Reproduce each line bearing the word "việc".

--*--

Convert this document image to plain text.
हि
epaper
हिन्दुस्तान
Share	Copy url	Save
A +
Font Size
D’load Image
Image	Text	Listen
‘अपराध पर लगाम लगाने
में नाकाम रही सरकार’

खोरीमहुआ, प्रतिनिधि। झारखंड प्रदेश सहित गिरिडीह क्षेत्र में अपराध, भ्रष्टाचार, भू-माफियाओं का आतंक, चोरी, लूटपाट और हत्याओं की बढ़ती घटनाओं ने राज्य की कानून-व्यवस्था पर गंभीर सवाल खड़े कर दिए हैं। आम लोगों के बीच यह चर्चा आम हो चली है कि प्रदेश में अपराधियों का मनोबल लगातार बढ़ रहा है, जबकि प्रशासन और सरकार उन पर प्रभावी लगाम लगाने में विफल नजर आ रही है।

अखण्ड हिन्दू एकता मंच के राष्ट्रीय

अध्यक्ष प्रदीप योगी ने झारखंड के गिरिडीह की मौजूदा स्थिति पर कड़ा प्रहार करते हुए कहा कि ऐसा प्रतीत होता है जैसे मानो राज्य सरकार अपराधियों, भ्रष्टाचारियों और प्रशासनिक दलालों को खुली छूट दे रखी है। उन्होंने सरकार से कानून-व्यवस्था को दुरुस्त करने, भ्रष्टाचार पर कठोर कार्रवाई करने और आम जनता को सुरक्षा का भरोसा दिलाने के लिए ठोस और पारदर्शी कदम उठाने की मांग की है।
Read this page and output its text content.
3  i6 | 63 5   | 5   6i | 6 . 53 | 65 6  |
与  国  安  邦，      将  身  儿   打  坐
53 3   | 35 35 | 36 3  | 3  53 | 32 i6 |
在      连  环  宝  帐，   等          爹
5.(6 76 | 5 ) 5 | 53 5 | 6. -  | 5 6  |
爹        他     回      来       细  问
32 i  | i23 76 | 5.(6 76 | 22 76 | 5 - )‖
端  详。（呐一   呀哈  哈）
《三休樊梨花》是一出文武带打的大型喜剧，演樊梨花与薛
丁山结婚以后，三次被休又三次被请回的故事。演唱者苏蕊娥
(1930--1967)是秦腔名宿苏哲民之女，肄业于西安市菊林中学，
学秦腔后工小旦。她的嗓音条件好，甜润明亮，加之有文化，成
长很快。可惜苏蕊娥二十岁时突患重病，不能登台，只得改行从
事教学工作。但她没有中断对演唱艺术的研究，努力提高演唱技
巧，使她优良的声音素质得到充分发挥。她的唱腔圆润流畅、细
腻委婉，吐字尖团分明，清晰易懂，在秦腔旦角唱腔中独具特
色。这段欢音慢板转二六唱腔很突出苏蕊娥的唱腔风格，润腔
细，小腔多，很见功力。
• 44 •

--*--

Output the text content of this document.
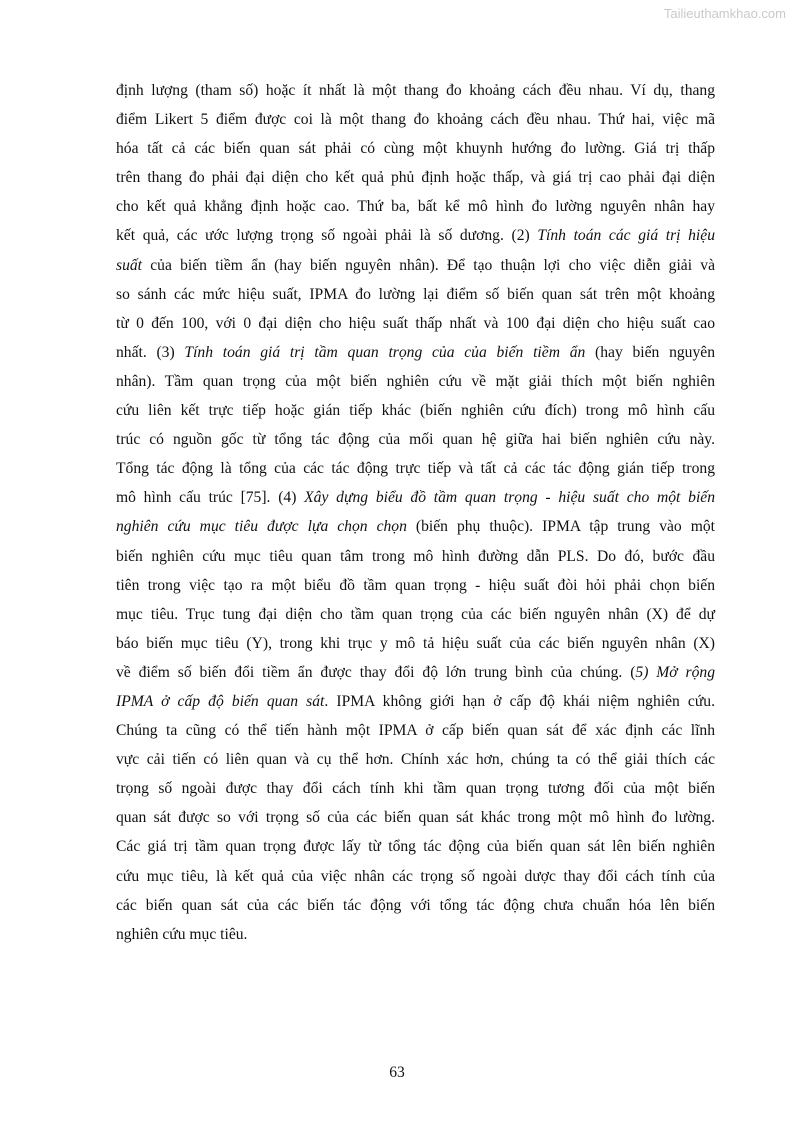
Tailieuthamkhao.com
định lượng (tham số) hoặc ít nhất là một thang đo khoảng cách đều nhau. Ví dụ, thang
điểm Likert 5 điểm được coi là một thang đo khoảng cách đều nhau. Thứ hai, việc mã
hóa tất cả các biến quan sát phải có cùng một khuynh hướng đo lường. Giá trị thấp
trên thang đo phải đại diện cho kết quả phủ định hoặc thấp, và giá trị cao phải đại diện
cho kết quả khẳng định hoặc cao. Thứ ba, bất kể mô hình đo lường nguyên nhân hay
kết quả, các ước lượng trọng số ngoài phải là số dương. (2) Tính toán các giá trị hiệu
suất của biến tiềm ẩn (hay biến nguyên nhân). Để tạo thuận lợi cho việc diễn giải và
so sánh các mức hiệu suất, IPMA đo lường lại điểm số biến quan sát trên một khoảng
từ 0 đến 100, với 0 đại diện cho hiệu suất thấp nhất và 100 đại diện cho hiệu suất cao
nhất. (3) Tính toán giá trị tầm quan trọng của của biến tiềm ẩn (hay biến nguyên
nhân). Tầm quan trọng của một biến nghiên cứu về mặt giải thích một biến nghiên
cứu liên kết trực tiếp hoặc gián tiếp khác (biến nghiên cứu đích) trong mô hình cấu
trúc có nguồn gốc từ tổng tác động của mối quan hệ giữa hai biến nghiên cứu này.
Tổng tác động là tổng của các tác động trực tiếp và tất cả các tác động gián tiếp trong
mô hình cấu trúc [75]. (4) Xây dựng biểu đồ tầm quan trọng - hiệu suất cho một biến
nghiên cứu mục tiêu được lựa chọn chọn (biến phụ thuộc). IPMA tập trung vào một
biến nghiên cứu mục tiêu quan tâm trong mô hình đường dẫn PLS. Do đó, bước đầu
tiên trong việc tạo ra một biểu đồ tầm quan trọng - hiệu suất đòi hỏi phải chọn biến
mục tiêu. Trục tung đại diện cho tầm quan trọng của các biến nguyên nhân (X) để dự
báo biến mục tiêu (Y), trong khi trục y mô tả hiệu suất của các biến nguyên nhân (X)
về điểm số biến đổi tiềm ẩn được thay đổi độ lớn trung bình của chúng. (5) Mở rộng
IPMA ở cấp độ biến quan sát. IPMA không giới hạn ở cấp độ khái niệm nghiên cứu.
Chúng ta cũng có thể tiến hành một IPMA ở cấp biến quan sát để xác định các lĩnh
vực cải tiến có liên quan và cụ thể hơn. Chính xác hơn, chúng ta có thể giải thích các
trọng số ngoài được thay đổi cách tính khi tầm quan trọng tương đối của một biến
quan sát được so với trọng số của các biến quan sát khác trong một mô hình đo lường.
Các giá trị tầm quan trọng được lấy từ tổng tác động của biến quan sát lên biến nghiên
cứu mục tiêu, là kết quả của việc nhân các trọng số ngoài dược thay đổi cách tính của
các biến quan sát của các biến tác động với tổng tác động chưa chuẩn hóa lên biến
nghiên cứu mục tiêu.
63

--*--

| Output below |
điểm Likert 5 điểm được coi là một thang đo khoảng cách đều nhau. Thứ hai, việc mã
suất của biến tiềm ẩn (hay biến nguyên nhân). Để tạo thuận lợi cho việc diễn giải và
tiên trong việc tạo ra một biểu đồ tầm quan trọng - hiệu suất đòi hỏi phải chọn biến
cứu mục tiêu, là kết quả của việc nhân các trọng số ngoài dược thay đổi cách tính của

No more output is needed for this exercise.